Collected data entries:
* * *

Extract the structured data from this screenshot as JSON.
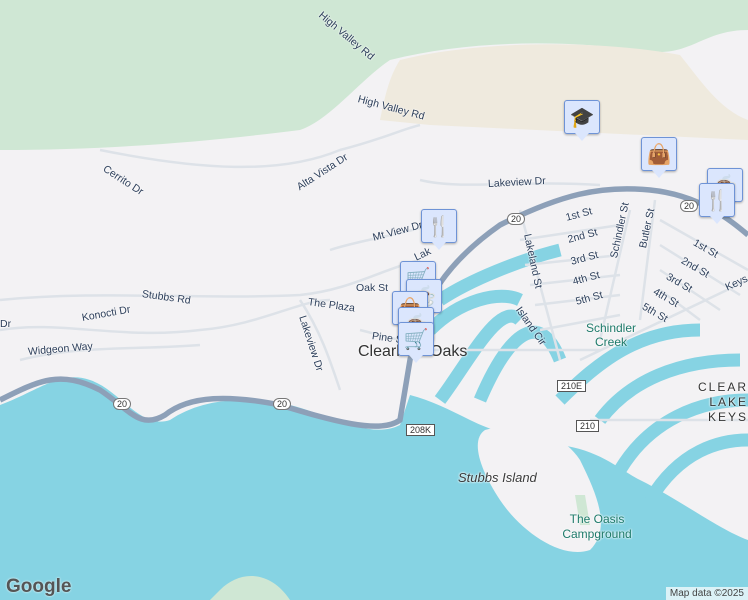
{
  "map": {
    "colors": {
      "land": "#f3f2f4",
      "water": "#86d3e3",
      "park": "#cfe7d4",
      "sand": "#efeade",
      "road": "#dde2e8",
      "highway": "#8da0b8",
      "pin": "#0b4a72"
    },
    "streets": {
      "high_valley_rd_1": "High Valley Rd",
      "high_valley_rd_2": "High Valley Rd",
      "cerrito": "Cerrito Dr",
      "alta_vista": "Alta Vista Dr",
      "lakeview_dr_n": "Lakeview Dr",
      "mt_view": "Mt View Dr",
      "lak": "Lak",
      "oak": "Oak St",
      "stubbs": "Stubbs Rd",
      "plaza": "The Plaza",
      "dr": "Dr",
      "konocti": "Konocti Dr",
      "widgeon": "Widgeon Way",
      "lakeview_dr_s": "Lakeview Dr",
      "pine": "Pine St",
      "lakeland": "Lakeland St",
      "island_cir": "Island Cir",
      "first_a": "1st St",
      "second_a": "2nd St",
      "third_a": "3rd St",
      "fourth_a": "4th St",
      "fifth_a": "5th St",
      "schindler": "Schindler St",
      "butler": "Butler St",
      "first_b": "1st St",
      "second_b": "2nd St",
      "third_b": "3rd St",
      "fourth_b": "4th St",
      "fifth_b": "5th St",
      "keys": "Keys"
    },
    "places": {
      "town": "Clearlake Oaks",
      "creek": "Schindler Creek",
      "keys": "CLEAR LAKE KEYS",
      "island": "Stubbs Island",
      "camp": "The Oasis Campground"
    },
    "shields": {
      "r20a": "20",
      "r20b": "20",
      "r20c": "20",
      "r210e": "210E",
      "r210": "210",
      "r208k": "208K"
    },
    "pins": [
      "school",
      "shopping-bag",
      "restaurant",
      "cafe",
      "restaurant",
      "grocery",
      "cafe",
      "shopping-bag",
      "cafe",
      "grocery"
    ],
    "logo": "Google",
    "attribution": "Map data ©2025"
  }
}
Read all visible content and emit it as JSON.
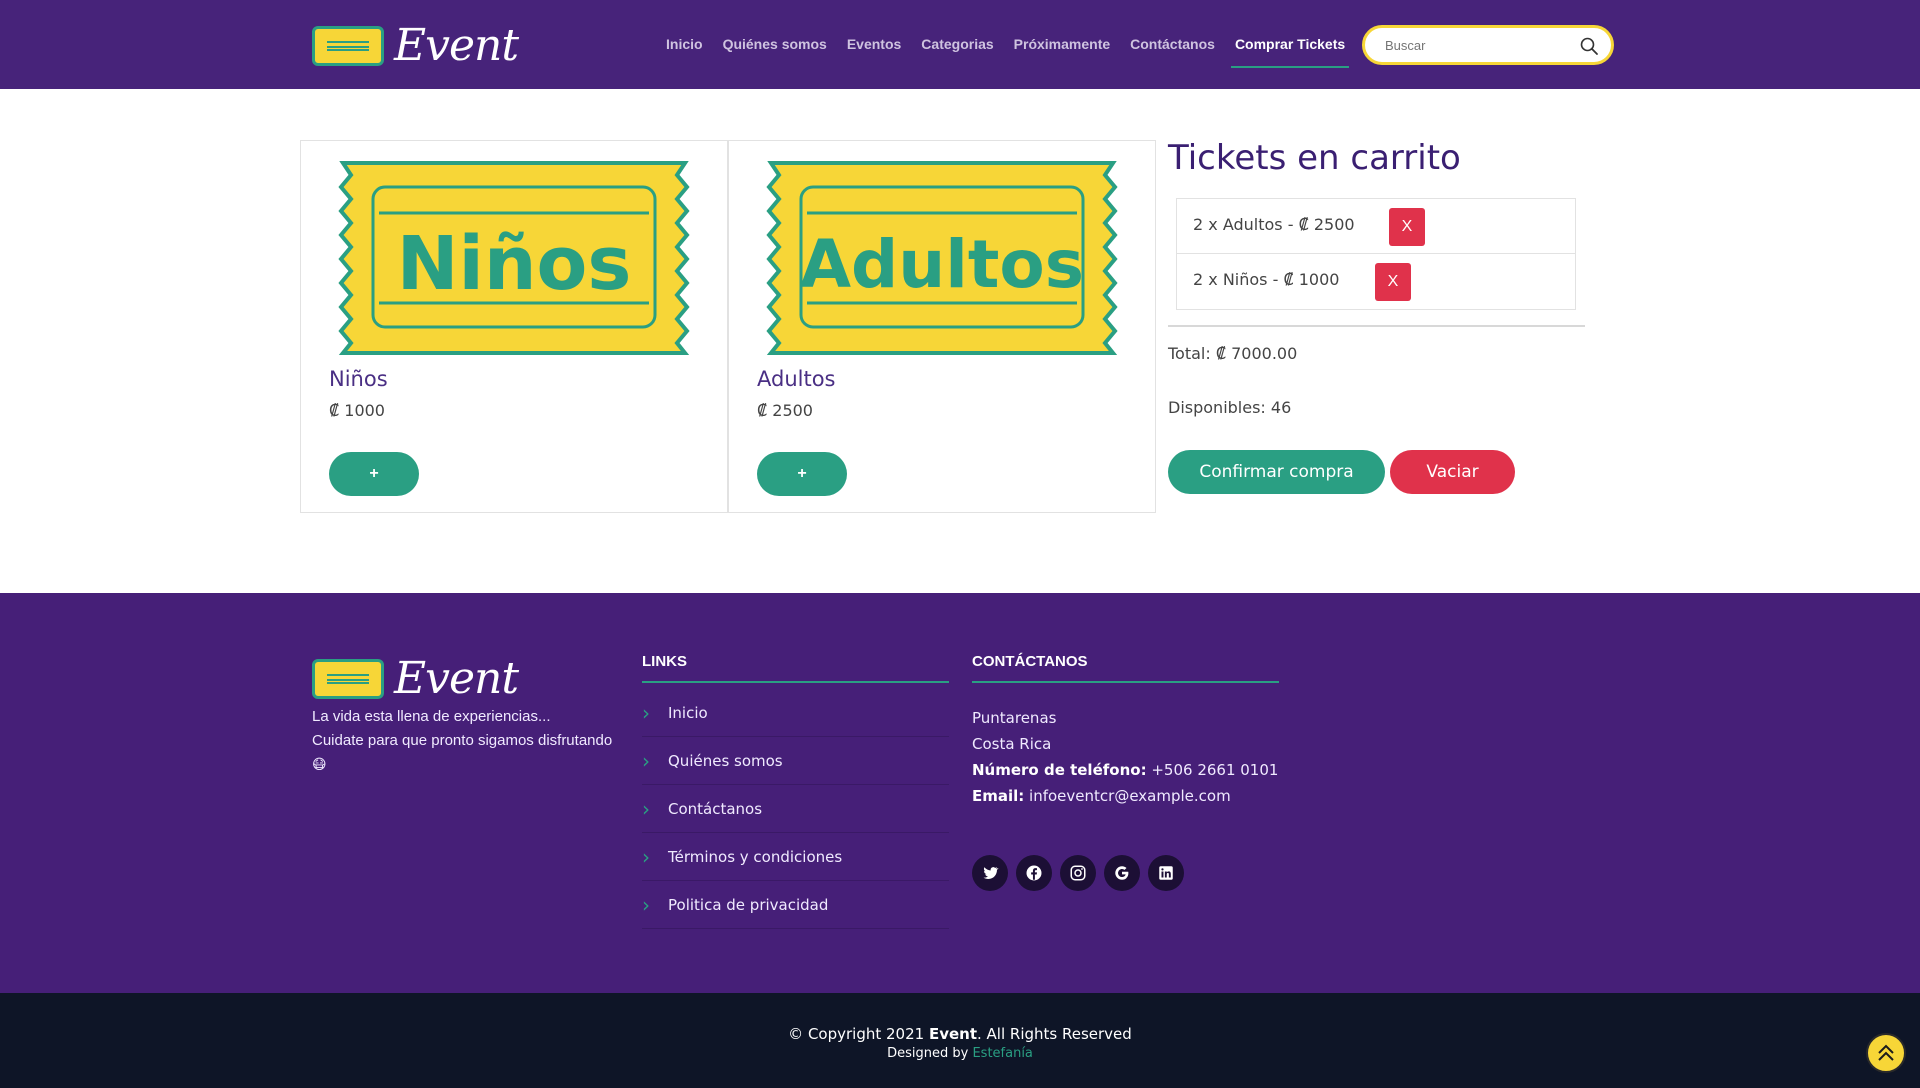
{
  "brand": {
    "name": "Event"
  },
  "nav": {
    "items": [
      "Inicio",
      "Quiénes somos",
      "Eventos",
      "Categorias",
      "Próximamente",
      "Contáctanos",
      "Comprar Tickets"
    ],
    "active_index": 6
  },
  "search": {
    "placeholder": "Buscar"
  },
  "products": [
    {
      "ticket_word": "Niños",
      "name": "Niños",
      "price": "₡ 1000",
      "add_label": "+"
    },
    {
      "ticket_word": "Adultos",
      "name": "Adultos",
      "price": "₡ 2500",
      "add_label": "+"
    }
  ],
  "cart": {
    "title": "Tickets en carrito",
    "items": [
      {
        "text": "2 x Adultos - ₡ 2500",
        "remove_label": "X"
      },
      {
        "text": "2 x Niños - ₡ 1000",
        "remove_label": "X"
      }
    ],
    "total": "Total: ₡ 7000.00",
    "available": "Disponibles: 46",
    "confirm_label": "Confirmar compra",
    "empty_label": "Vaciar"
  },
  "footer": {
    "tagline_line1": "La vida esta llena de experiencias...",
    "tagline_line2": "Cuidate para que pronto sigamos disfrutando",
    "tagline_emoji": "😷",
    "links_heading": "LINKS",
    "links": [
      "Inicio",
      "Quiénes somos",
      "Contáctanos",
      "Términos y condiciones",
      "Politica de privacidad"
    ],
    "contact_heading": "CONTÁCTANOS",
    "contact": {
      "city": "Puntarenas",
      "country": "Costa Rica",
      "phone_label": "Número de teléfono:",
      "phone": " +506 2661 0101",
      "email_label": "Email:",
      "email": " infoeventcr@example.com"
    },
    "socials": [
      "twitter-icon",
      "facebook-icon",
      "instagram-icon",
      "google-icon",
      "linkedin-icon"
    ]
  },
  "bottom": {
    "copyright_prefix": "© Copyright 2021 ",
    "copyright_brand": "Event",
    "copyright_suffix": ". All Rights Reserved",
    "designed_prefix": "Designed by ",
    "designed_author": "Estefanía"
  },
  "colors": {
    "header_bg": "#47237a",
    "accent_green": "#2a9f83",
    "accent_yellow": "#f7d637",
    "danger_red": "#e0324b",
    "footer_bg": "#461f78",
    "bottom_bg": "#0e1527"
  }
}
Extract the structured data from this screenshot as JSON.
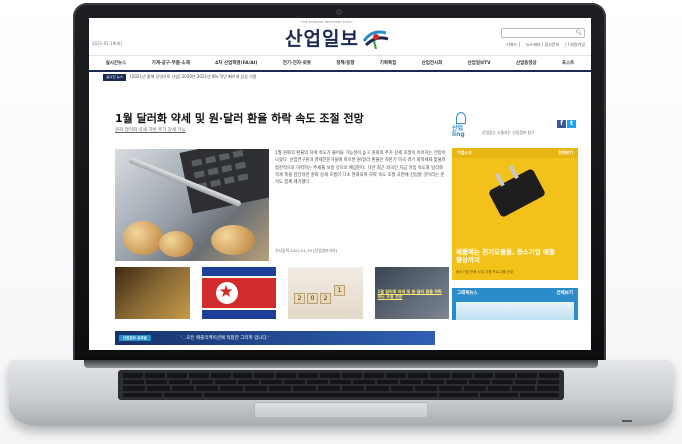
{
  "site": {
    "date": "2021-01-19(화)",
    "logo_small": "THE KOREAN INDUSTRY DAILY",
    "logo": "산업일보",
    "search_placeholder": "",
    "toplinks": [
      "키워드 |",
      "뉴스레터 | 광고문의",
      "|  I 회원가입"
    ]
  },
  "nav": {
    "items": [
      "실시간뉴스",
      "기계·공구·부품·소재",
      "4차 산업혁명(FA/AI)",
      "전기·전자·로봇",
      "정책/동향",
      "기획특집",
      "산업전시회",
      "산업일보TV",
      "산업동영상",
      "포스트"
    ]
  },
  "ticker": {
    "badge": "실시간 뉴스",
    "text": "[2021년 올해 무엇으로 사업] 2020년 2021년 8% 작년 빠르게 상승 기용"
  },
  "main": {
    "headline": "1월 달러화 약세 및 원·달러 환율 하락 속도 조절 전망",
    "subline": "원화 달러화 약세 하반 추가 강세 가능",
    "article": "1월 원화의 환율의 하락 속도가 줄어들 가능성이 높고 원화의 추가 강세 조절이 이어지는 전망이 나왔다. 산업연구원과 경제전문가들에 따르면 원/달러 환율은 하반기 미국 경기 회복세와 맞물려 점진적으로 하락하는 추세를 보일 것으로 예상된다. 다만 최근 외국인 자금 유입 속도와 달러화 약세 폭을 감안하면 원화 강세 흐름이 다소 완화되며 하락 속도 조절 국면에 진입할 것이라는 분석도 함께 제기됐다.",
    "byline": "기사입력 2021.01.19 [산업일보기자]",
    "thumb4_caption": "1월 달러화 약세 및 원·달러 환율 하락 속도 조절 전망"
  },
  "banner": {
    "tag": "산업일보 글로벌",
    "text": "'...모든 애플리케이션에 적합한 그리퍼 입니다.'"
  },
  "sidebar": {
    "logo": "산업\nling",
    "tagline": "산업있는 소통하는 산업정보 창구",
    "social": [
      "f",
      "t"
    ],
    "ad_label": "기업소식",
    "ad_more": "전체보기",
    "ad_text": "제품에는 전기모듈을, 중소기업 매출 향상까지",
    "ad_small": "중소기업 전용 사업 지원 프로그램 안내",
    "graphic_label": "그래픽뉴스",
    "graphic_more": "전체보기"
  },
  "colors": {
    "brand_navy": "#1a2a55",
    "accent_blue": "#2a8cc8",
    "ad_yellow": "#f2c21a"
  }
}
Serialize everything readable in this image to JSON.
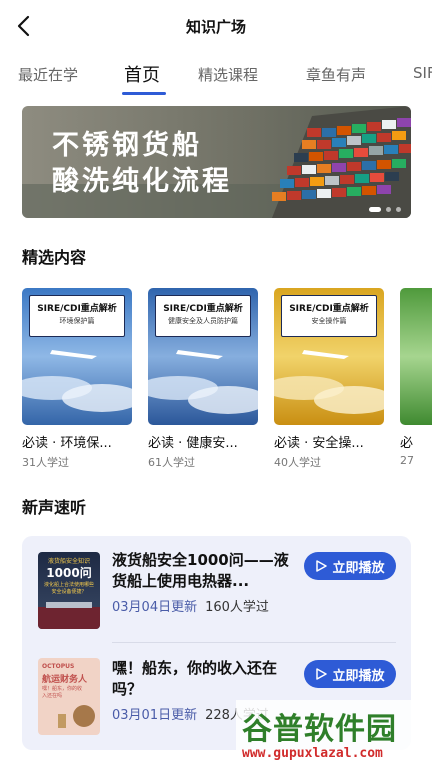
{
  "header": {
    "title": "知识广场",
    "back_icon": "chevron-left-icon"
  },
  "tabs": [
    {
      "label": "最近在学",
      "active": false
    },
    {
      "label": "首页",
      "active": true
    },
    {
      "label": "精选课程",
      "active": false
    },
    {
      "label": "章鱼有声",
      "active": false
    },
    {
      "label": "SIF",
      "active": false
    }
  ],
  "banner": {
    "line1": "不锈钢货船",
    "line2": "酸洗纯化流程",
    "slides": 3,
    "active_slide": 1
  },
  "featured": {
    "section_title": "精选内容",
    "cards": [
      {
        "cover_title": "SIRE/CDI重点解析",
        "cover_subtitle": "环境保护篇",
        "title": "必读 · 环境保...",
        "learners": "31人学过",
        "theme": "blue"
      },
      {
        "cover_title": "SIRE/CDI重点解析",
        "cover_subtitle": "健康安全及人员防护篇",
        "title": "必读 · 健康安...",
        "learners": "61人学过",
        "theme": "blue"
      },
      {
        "cover_title": "SIRE/CDI重点解析",
        "cover_subtitle": "安全操作篇",
        "title": "必读 · 安全操...",
        "learners": "40人学过",
        "theme": "gold"
      },
      {
        "cover_title": "",
        "cover_subtitle": "",
        "title": "必",
        "learners": "27",
        "theme": "green"
      }
    ]
  },
  "audio": {
    "section_title": "新声速听",
    "items": [
      {
        "thumb_line1": "液货船安全知识",
        "thumb_line2": "1000问",
        "thumb_line3": "液化船上合法使用哪些安全设备便捷？",
        "title": "液货船安全1000问——液货船上使用电热器...",
        "date": "03月04日更新",
        "learners": "160人学过",
        "button": "立即播放"
      },
      {
        "thumb_line1": "OCTOPUS",
        "thumb_line2": "航运财务人",
        "thumb_line3": "嘿！船东，你的收入还在吗",
        "title": "嘿！船东，你的收入还在吗？",
        "date": "03月01日更新",
        "learners": "228人学过",
        "button": "立即播放"
      }
    ]
  },
  "watermark": {
    "name": "谷普软件园",
    "url": "www.gupuxlazal.com"
  },
  "colors": {
    "accent": "#2e5bd6",
    "panel": "#eef0fa",
    "watermark_green": "#2f7f2a",
    "watermark_red": "#d12c2c"
  }
}
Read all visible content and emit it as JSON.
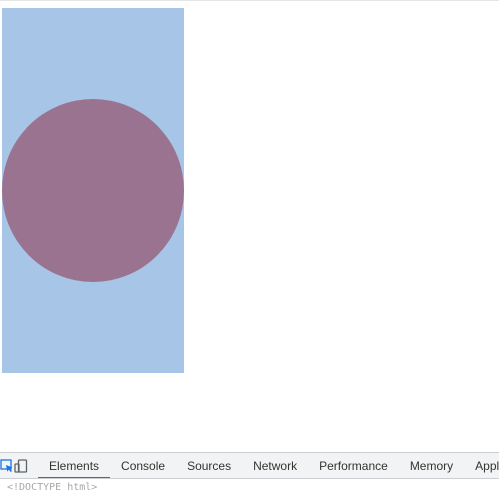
{
  "page": {
    "rect_color": "#a7c6e7",
    "circle_color": "#9a7391"
  },
  "devtools": {
    "icons": [
      "inspect-element-icon",
      "device-toolbar-icon"
    ],
    "tabs": [
      {
        "label": "Elements",
        "active": true
      },
      {
        "label": "Console",
        "active": false
      },
      {
        "label": "Sources",
        "active": false
      },
      {
        "label": "Network",
        "active": false
      },
      {
        "label": "Performance",
        "active": false
      },
      {
        "label": "Memory",
        "active": false
      },
      {
        "label": "Applicat",
        "active": false
      }
    ],
    "accent_color": "#1a73e8",
    "dom_tree": {
      "first_line": "<!DOCTYPE html>"
    }
  }
}
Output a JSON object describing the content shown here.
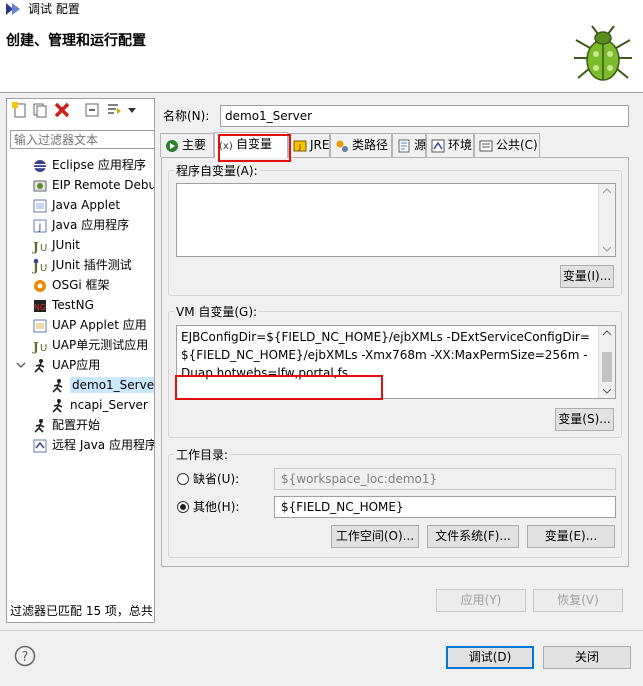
{
  "window": {
    "title": "调试 配置"
  },
  "header": {
    "title": "创建、管理和运行配置"
  },
  "filter": {
    "placeholder": "输入过滤器文本"
  },
  "tree": {
    "items": [
      {
        "label": "Eclipse 应用程序",
        "icon": "eclipse-icon",
        "level": 1
      },
      {
        "label": "EIP Remote Debu",
        "icon": "eip-remote-debug-icon",
        "level": 1
      },
      {
        "label": "Java Applet",
        "icon": "java-applet-icon",
        "level": 1
      },
      {
        "label": "Java 应用程序",
        "icon": "java-application-icon",
        "level": 1
      },
      {
        "label": "JUnit",
        "icon": "junit-icon",
        "level": 1
      },
      {
        "label": "JUnit 插件测试",
        "icon": "junit-plugin-icon",
        "level": 1
      },
      {
        "label": "OSGi 框架",
        "icon": "osgi-icon",
        "level": 1
      },
      {
        "label": "TestNG",
        "icon": "testng-icon",
        "level": 1
      },
      {
        "label": "UAP Applet 应用",
        "icon": "uap-applet-icon",
        "level": 1
      },
      {
        "label": "UAP单元测试应用",
        "icon": "uap-unit-test-icon",
        "level": 1
      },
      {
        "label": "UAP应用",
        "icon": "uap-app-icon",
        "level": 1,
        "expanded": true
      },
      {
        "label": "demo1_Serve",
        "icon": "runner-icon",
        "level": 2,
        "selected": true
      },
      {
        "label": "ncapi_Server",
        "icon": "runner-icon",
        "level": 2
      },
      {
        "label": "配置开始",
        "icon": "config-start-icon",
        "level": 1
      },
      {
        "label": "远程 Java 应用程序",
        "icon": "remote-java-icon",
        "level": 1
      }
    ]
  },
  "left_status": "过滤器已匹配 15 项，总共",
  "name": {
    "label": "名称(N):",
    "value": "demo1_Server"
  },
  "tabs": [
    {
      "label": "主要",
      "icon": "main-tab-icon"
    },
    {
      "label": "自变量",
      "icon": "arguments-tab-icon",
      "active": true
    },
    {
      "label": "JRE",
      "icon": "jre-tab-icon"
    },
    {
      "label": "类路径",
      "icon": "classpath-tab-icon"
    },
    {
      "label": "源",
      "icon": "source-tab-icon"
    },
    {
      "label": "环境",
      "icon": "environment-tab-icon"
    },
    {
      "label": "公共(C)",
      "icon": "common-tab-icon"
    }
  ],
  "program_args": {
    "label": "程序自变量(A):",
    "value": "",
    "variables_button": "变量(I)..."
  },
  "vm_args": {
    "label": "VM 自变量(G):",
    "value": "Dnc.runMode=develop -Dnc.server.location=${FIELD_NC_HOME} -DEJBConfigDir=${FIELD_NC_HOME}/ejbXMLs -DExtServiceConfigDir=${FIELD_NC_HOME}/ejbXMLs -Xmx768m -XX:MaxPermSize=256m -Duap.hotwebs=lfw,portal,fs",
    "variables_button": "变量(S)..."
  },
  "working_dir": {
    "label": "工作目录:",
    "default_label": "缺省(U):",
    "default_value": "${workspace_loc:demo1}",
    "other_label": "其他(H):",
    "other_value": "${FIELD_NC_HOME}",
    "selected": "other",
    "workspace_button": "工作空间(O)...",
    "filesystem_button": "文件系统(F)...",
    "variables_button": "变量(E)..."
  },
  "apply_button": "应用(Y)",
  "revert_button": "恢复(V)",
  "debug_button": "调试(D)",
  "close_button": "关闭",
  "colors": {
    "highlight": "#e01010",
    "selection": "#cce8ff",
    "accent": "#0078d7"
  }
}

* * *

Show every line from the listing above in which the string "Adultos" appears.

      "ticket_word": "Adultos",
      "name": "Adultos",
        "text": "2 x Adultos - ₡ 2500",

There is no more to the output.